>>
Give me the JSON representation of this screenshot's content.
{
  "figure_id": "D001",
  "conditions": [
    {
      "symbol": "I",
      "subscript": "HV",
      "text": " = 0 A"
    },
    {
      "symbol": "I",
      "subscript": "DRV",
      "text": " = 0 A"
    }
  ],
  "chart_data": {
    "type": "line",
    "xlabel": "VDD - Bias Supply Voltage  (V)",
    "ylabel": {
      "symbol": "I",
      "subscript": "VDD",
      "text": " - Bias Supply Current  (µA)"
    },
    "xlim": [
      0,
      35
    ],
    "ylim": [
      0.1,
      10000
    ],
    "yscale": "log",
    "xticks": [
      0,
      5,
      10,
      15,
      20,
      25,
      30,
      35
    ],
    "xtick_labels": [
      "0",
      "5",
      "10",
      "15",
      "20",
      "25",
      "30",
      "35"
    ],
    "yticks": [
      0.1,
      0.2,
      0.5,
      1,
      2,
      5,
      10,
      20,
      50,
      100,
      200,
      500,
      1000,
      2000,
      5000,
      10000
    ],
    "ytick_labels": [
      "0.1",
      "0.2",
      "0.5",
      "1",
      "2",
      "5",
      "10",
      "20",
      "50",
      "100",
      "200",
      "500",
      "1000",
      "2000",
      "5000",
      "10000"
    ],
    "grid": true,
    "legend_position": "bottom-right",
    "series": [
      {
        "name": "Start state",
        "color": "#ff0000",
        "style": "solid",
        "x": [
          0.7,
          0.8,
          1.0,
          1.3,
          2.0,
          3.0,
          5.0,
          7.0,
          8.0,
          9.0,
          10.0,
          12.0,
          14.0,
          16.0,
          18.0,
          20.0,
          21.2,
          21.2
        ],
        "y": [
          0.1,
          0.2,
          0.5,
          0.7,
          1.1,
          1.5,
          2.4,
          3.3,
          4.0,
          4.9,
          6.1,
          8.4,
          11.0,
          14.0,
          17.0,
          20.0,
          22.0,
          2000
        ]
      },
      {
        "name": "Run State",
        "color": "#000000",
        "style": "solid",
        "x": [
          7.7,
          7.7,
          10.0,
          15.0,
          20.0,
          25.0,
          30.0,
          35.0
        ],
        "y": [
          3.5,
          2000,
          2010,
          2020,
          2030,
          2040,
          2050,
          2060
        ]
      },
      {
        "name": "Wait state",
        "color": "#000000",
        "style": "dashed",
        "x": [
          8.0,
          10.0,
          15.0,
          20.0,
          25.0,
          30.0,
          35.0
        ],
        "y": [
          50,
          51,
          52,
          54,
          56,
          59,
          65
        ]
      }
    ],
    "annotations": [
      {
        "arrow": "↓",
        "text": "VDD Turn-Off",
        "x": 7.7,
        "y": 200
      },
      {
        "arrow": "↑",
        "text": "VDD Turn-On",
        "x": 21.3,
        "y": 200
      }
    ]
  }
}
<<
§ **Exercise**: Type out the material again exactly as presented.

§ **Result of the exercise**:
Give me the JSON representation of this screenshot's content.
{
  "figure_id": "D001",
  "conditions": [
    {
      "symbol": "I",
      "subscript": "HV",
      "text": " = 0 A"
    },
    {
      "symbol": "I",
      "subscript": "DRV",
      "text": " = 0 A"
    }
  ],
  "chart_data": {
    "type": "line",
    "xlabel": "VDD - Bias Supply Voltage  (V)",
    "ylabel": {
      "symbol": "I",
      "subscript": "VDD",
      "text": " - Bias Supply Current  (µA)"
    },
    "xlim": [
      0,
      35
    ],
    "ylim": [
      0.1,
      10000
    ],
    "yscale": "log",
    "xticks": [
      0,
      5,
      10,
      15,
      20,
      25,
      30,
      35
    ],
    "xtick_labels": [
      "0",
      "5",
      "10",
      "15",
      "20",
      "25",
      "30",
      "35"
    ],
    "yticks": [
      0.1,
      0.2,
      0.5,
      1,
      2,
      5,
      10,
      20,
      50,
      100,
      200,
      500,
      1000,
      2000,
      5000,
      10000
    ],
    "ytick_labels": [
      "0.1",
      "0.2",
      "0.5",
      "1",
      "2",
      "5",
      "10",
      "20",
      "50",
      "100",
      "200",
      "500",
      "1000",
      "2000",
      "5000",
      "10000"
    ],
    "grid": true,
    "legend_position": "bottom-right",
    "series": [
      {
        "name": "Start state",
        "color": "#ff0000",
        "style": "solid",
        "x": [
          0.7,
          0.8,
          1.0,
          1.3,
          2.0,
          3.0,
          5.0,
          7.0,
          8.0,
          9.0,
          10.0,
          12.0,
          14.0,
          16.0,
          18.0,
          20.0,
          21.2,
          21.2
        ],
        "y": [
          0.1,
          0.2,
          0.5,
          0.7,
          1.1,
          1.5,
          2.4,
          3.3,
          4.0,
          4.9,
          6.1,
          8.4,
          11.0,
          14.0,
          17.0,
          20.0,
          22.0,
          2000
        ]
      },
      {
        "name": "Run State",
        "color": "#000000",
        "style": "solid",
        "x": [
          7.7,
          7.7,
          10.0,
          15.0,
          20.0,
          25.0,
          30.0,
          35.0
        ],
        "y": [
          3.5,
          2000,
          2010,
          2020,
          2030,
          2040,
          2050,
          2060
        ]
      },
      {
        "name": "Wait state",
        "color": "#000000",
        "style": "dashed",
        "x": [
          8.0,
          10.0,
          15.0,
          20.0,
          25.0,
          30.0,
          35.0
        ],
        "y": [
          50,
          51,
          52,
          54,
          56,
          59,
          65
        ]
      }
    ],
    "annotations": [
      {
        "arrow": "↓",
        "text": "VDD Turn-Off",
        "x": 7.7,
        "y": 200
      },
      {
        "arrow": "↑",
        "text": "VDD Turn-On",
        "x": 21.3,
        "y": 200
      }
    ]
  }
}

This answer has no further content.